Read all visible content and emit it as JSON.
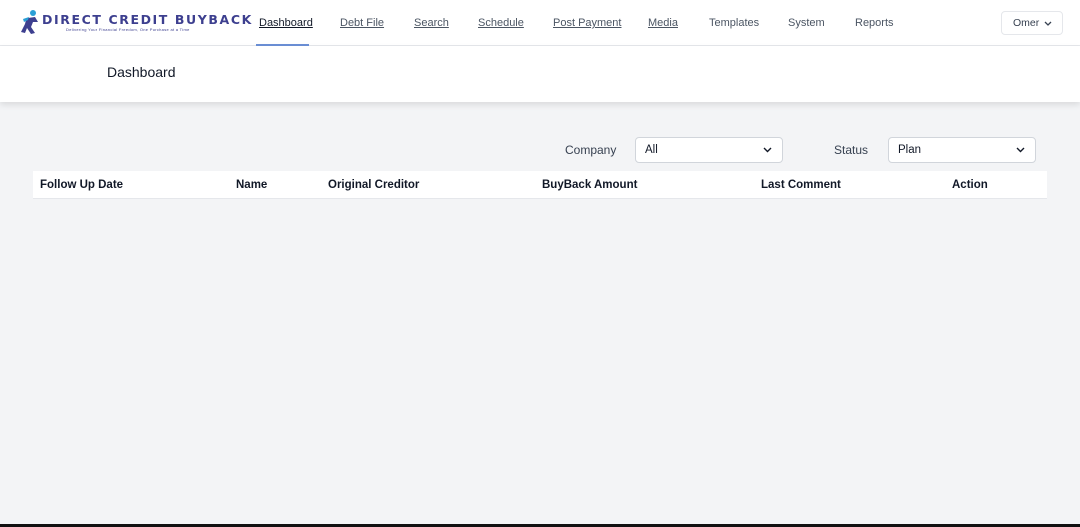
{
  "brand": {
    "name": "DIRECT CREDIT BUYBACK",
    "tagline": "Delivering Your Financial Freedom, One Purchase at a Time",
    "primary_color": "#3d3f8f",
    "accent_color": "#2a9fd6"
  },
  "nav": {
    "items": [
      {
        "label": "Dashboard",
        "active": true
      },
      {
        "label": "Debt File"
      },
      {
        "label": "Search"
      },
      {
        "label": "Schedule"
      },
      {
        "label": "Post Payment"
      },
      {
        "label": "Media"
      },
      {
        "label": "Templates"
      },
      {
        "label": "System"
      },
      {
        "label": "Reports"
      }
    ],
    "active_underline_color": "#6b8fd6"
  },
  "user_menu": {
    "label": "Omer",
    "icon": "chevron-down-icon"
  },
  "page": {
    "title": "Dashboard"
  },
  "filters": {
    "company": {
      "label": "Company",
      "value": "All",
      "icon": "chevron-down-icon"
    },
    "status": {
      "label": "Status",
      "value": "Plan",
      "icon": "chevron-down-icon"
    }
  },
  "table": {
    "columns": [
      "Follow Up Date",
      "Name",
      "Original Creditor",
      "BuyBack Amount",
      "Last Comment",
      "Action"
    ],
    "rows": []
  }
}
━━━
Pull out each line holding the string "label".

        "label": "Dashboard",
        "label": "Debt File"
        "label": "Search"
        "label": "Schedule"
        "label": "Post Payment"
        "label": "Media"
        "label": "Templates"
        "label": "System"
        "label": "Reports"
    "label": "Omer",
      "label": "Company",
      "label": "Status",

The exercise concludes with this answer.